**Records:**
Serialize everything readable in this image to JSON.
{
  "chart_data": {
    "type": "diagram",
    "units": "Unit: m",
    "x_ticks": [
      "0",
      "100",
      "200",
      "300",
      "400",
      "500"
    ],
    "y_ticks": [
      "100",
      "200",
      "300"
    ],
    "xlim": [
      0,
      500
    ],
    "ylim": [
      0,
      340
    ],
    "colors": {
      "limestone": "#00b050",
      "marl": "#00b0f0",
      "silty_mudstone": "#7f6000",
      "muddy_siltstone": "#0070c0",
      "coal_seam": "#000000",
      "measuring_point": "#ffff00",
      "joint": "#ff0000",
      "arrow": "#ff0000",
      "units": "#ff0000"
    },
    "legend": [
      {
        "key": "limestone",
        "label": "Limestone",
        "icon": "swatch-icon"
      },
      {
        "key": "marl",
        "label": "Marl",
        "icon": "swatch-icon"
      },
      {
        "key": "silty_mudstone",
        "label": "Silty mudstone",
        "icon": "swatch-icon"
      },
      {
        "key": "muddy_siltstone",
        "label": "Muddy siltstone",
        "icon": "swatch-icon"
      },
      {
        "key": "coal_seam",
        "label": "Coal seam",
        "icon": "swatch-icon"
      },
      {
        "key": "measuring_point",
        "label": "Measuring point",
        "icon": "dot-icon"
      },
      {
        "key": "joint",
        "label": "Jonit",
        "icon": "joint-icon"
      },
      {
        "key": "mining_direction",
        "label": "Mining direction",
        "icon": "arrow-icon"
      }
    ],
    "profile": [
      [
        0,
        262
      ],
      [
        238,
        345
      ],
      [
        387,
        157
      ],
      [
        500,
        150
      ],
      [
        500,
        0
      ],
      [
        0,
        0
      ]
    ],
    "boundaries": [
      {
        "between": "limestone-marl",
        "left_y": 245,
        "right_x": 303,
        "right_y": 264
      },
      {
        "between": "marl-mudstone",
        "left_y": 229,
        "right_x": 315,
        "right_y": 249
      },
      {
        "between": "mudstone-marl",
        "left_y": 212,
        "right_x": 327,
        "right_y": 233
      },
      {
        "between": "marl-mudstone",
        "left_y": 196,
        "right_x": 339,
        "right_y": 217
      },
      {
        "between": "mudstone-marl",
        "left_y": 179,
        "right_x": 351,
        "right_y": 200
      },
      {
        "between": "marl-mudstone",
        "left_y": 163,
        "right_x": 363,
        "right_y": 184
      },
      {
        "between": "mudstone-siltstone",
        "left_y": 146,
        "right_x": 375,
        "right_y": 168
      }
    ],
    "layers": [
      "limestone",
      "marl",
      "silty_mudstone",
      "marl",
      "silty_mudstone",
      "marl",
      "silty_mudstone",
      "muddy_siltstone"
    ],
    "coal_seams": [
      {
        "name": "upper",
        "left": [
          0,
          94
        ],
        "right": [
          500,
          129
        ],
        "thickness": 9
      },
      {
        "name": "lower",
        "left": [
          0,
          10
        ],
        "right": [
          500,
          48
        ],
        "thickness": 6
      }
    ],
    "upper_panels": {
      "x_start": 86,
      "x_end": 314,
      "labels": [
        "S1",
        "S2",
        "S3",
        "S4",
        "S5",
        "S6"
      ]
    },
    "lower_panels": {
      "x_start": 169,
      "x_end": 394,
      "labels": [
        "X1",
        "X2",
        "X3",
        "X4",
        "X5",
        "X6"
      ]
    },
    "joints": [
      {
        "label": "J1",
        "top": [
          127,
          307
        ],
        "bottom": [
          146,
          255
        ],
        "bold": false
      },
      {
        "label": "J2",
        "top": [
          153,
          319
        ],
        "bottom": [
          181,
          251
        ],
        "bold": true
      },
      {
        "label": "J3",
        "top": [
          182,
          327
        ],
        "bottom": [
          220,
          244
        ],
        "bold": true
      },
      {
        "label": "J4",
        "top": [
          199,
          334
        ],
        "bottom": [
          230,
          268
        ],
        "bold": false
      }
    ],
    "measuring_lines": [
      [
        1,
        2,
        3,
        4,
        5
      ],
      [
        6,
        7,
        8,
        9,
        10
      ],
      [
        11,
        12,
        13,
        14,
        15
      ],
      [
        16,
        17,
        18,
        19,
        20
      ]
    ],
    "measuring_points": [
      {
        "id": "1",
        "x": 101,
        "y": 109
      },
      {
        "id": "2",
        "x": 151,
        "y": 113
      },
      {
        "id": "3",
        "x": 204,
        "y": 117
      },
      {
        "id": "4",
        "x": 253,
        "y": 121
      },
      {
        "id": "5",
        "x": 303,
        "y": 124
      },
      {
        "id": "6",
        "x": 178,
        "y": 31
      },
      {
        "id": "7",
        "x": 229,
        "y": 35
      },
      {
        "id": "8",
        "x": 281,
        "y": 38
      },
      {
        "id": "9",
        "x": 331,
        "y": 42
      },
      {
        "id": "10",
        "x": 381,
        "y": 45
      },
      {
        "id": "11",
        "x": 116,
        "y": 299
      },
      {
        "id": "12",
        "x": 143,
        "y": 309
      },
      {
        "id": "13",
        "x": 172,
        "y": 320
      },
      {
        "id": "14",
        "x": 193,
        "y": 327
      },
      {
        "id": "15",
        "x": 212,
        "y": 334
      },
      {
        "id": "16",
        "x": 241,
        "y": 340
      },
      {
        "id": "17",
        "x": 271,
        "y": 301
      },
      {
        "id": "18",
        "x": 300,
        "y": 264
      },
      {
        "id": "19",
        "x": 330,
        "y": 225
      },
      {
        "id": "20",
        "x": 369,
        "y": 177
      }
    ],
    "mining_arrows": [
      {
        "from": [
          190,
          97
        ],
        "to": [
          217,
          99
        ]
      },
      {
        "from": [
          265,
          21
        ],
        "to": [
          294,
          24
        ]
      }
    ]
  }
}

**SHORT EXERCISE:**
Reproduce each record exactly as it appears.

**PROBLEM SOLUTION:**
Serialize everything readable in this image to JSON.
{
  "chart_data": {
    "type": "diagram",
    "units": "Unit: m",
    "x_ticks": [
      "0",
      "100",
      "200",
      "300",
      "400",
      "500"
    ],
    "y_ticks": [
      "100",
      "200",
      "300"
    ],
    "xlim": [
      0,
      500
    ],
    "ylim": [
      0,
      340
    ],
    "colors": {
      "limestone": "#00b050",
      "marl": "#00b0f0",
      "silty_mudstone": "#7f6000",
      "muddy_siltstone": "#0070c0",
      "coal_seam": "#000000",
      "measuring_point": "#ffff00",
      "joint": "#ff0000",
      "arrow": "#ff0000",
      "units": "#ff0000"
    },
    "legend": [
      {
        "key": "limestone",
        "label": "Limestone",
        "icon": "swatch-icon"
      },
      {
        "key": "marl",
        "label": "Marl",
        "icon": "swatch-icon"
      },
      {
        "key": "silty_mudstone",
        "label": "Silty mudstone",
        "icon": "swatch-icon"
      },
      {
        "key": "muddy_siltstone",
        "label": "Muddy siltstone",
        "icon": "swatch-icon"
      },
      {
        "key": "coal_seam",
        "label": "Coal seam",
        "icon": "swatch-icon"
      },
      {
        "key": "measuring_point",
        "label": "Measuring point",
        "icon": "dot-icon"
      },
      {
        "key": "joint",
        "label": "Jonit",
        "icon": "joint-icon"
      },
      {
        "key": "mining_direction",
        "label": "Mining direction",
        "icon": "arrow-icon"
      }
    ],
    "profile": [
      [
        0,
        262
      ],
      [
        238,
        345
      ],
      [
        387,
        157
      ],
      [
        500,
        150
      ],
      [
        500,
        0
      ],
      [
        0,
        0
      ]
    ],
    "boundaries": [
      {
        "between": "limestone-marl",
        "left_y": 245,
        "right_x": 303,
        "right_y": 264
      },
      {
        "between": "marl-mudstone",
        "left_y": 229,
        "right_x": 315,
        "right_y": 249
      },
      {
        "between": "mudstone-marl",
        "left_y": 212,
        "right_x": 327,
        "right_y": 233
      },
      {
        "between": "marl-mudstone",
        "left_y": 196,
        "right_x": 339,
        "right_y": 217
      },
      {
        "between": "mudstone-marl",
        "left_y": 179,
        "right_x": 351,
        "right_y": 200
      },
      {
        "between": "marl-mudstone",
        "left_y": 163,
        "right_x": 363,
        "right_y": 184
      },
      {
        "between": "mudstone-siltstone",
        "left_y": 146,
        "right_x": 375,
        "right_y": 168
      }
    ],
    "layers": [
      "limestone",
      "marl",
      "silty_mudstone",
      "marl",
      "silty_mudstone",
      "marl",
      "silty_mudstone",
      "muddy_siltstone"
    ],
    "coal_seams": [
      {
        "name": "upper",
        "left": [
          0,
          94
        ],
        "right": [
          500,
          129
        ],
        "thickness": 9
      },
      {
        "name": "lower",
        "left": [
          0,
          10
        ],
        "right": [
          500,
          48
        ],
        "thickness": 6
      }
    ],
    "upper_panels": {
      "x_start": 86,
      "x_end": 314,
      "labels": [
        "S1",
        "S2",
        "S3",
        "S4",
        "S5",
        "S6"
      ]
    },
    "lower_panels": {
      "x_start": 169,
      "x_end": 394,
      "labels": [
        "X1",
        "X2",
        "X3",
        "X4",
        "X5",
        "X6"
      ]
    },
    "joints": [
      {
        "label": "J1",
        "top": [
          127,
          307
        ],
        "bottom": [
          146,
          255
        ],
        "bold": false
      },
      {
        "label": "J2",
        "top": [
          153,
          319
        ],
        "bottom": [
          181,
          251
        ],
        "bold": true
      },
      {
        "label": "J3",
        "top": [
          182,
          327
        ],
        "bottom": [
          220,
          244
        ],
        "bold": true
      },
      {
        "label": "J4",
        "top": [
          199,
          334
        ],
        "bottom": [
          230,
          268
        ],
        "bold": false
      }
    ],
    "measuring_lines": [
      [
        1,
        2,
        3,
        4,
        5
      ],
      [
        6,
        7,
        8,
        9,
        10
      ],
      [
        11,
        12,
        13,
        14,
        15
      ],
      [
        16,
        17,
        18,
        19,
        20
      ]
    ],
    "measuring_points": [
      {
        "id": "1",
        "x": 101,
        "y": 109
      },
      {
        "id": "2",
        "x": 151,
        "y": 113
      },
      {
        "id": "3",
        "x": 204,
        "y": 117
      },
      {
        "id": "4",
        "x": 253,
        "y": 121
      },
      {
        "id": "5",
        "x": 303,
        "y": 124
      },
      {
        "id": "6",
        "x": 178,
        "y": 31
      },
      {
        "id": "7",
        "x": 229,
        "y": 35
      },
      {
        "id": "8",
        "x": 281,
        "y": 38
      },
      {
        "id": "9",
        "x": 331,
        "y": 42
      },
      {
        "id": "10",
        "x": 381,
        "y": 45
      },
      {
        "id": "11",
        "x": 116,
        "y": 299
      },
      {
        "id": "12",
        "x": 143,
        "y": 309
      },
      {
        "id": "13",
        "x": 172,
        "y": 320
      },
      {
        "id": "14",
        "x": 193,
        "y": 327
      },
      {
        "id": "15",
        "x": 212,
        "y": 334
      },
      {
        "id": "16",
        "x": 241,
        "y": 340
      },
      {
        "id": "17",
        "x": 271,
        "y": 301
      },
      {
        "id": "18",
        "x": 300,
        "y": 264
      },
      {
        "id": "19",
        "x": 330,
        "y": 225
      },
      {
        "id": "20",
        "x": 369,
        "y": 177
      }
    ],
    "mining_arrows": [
      {
        "from": [
          190,
          97
        ],
        "to": [
          217,
          99
        ]
      },
      {
        "from": [
          265,
          21
        ],
        "to": [
          294,
          24
        ]
      }
    ]
  }
}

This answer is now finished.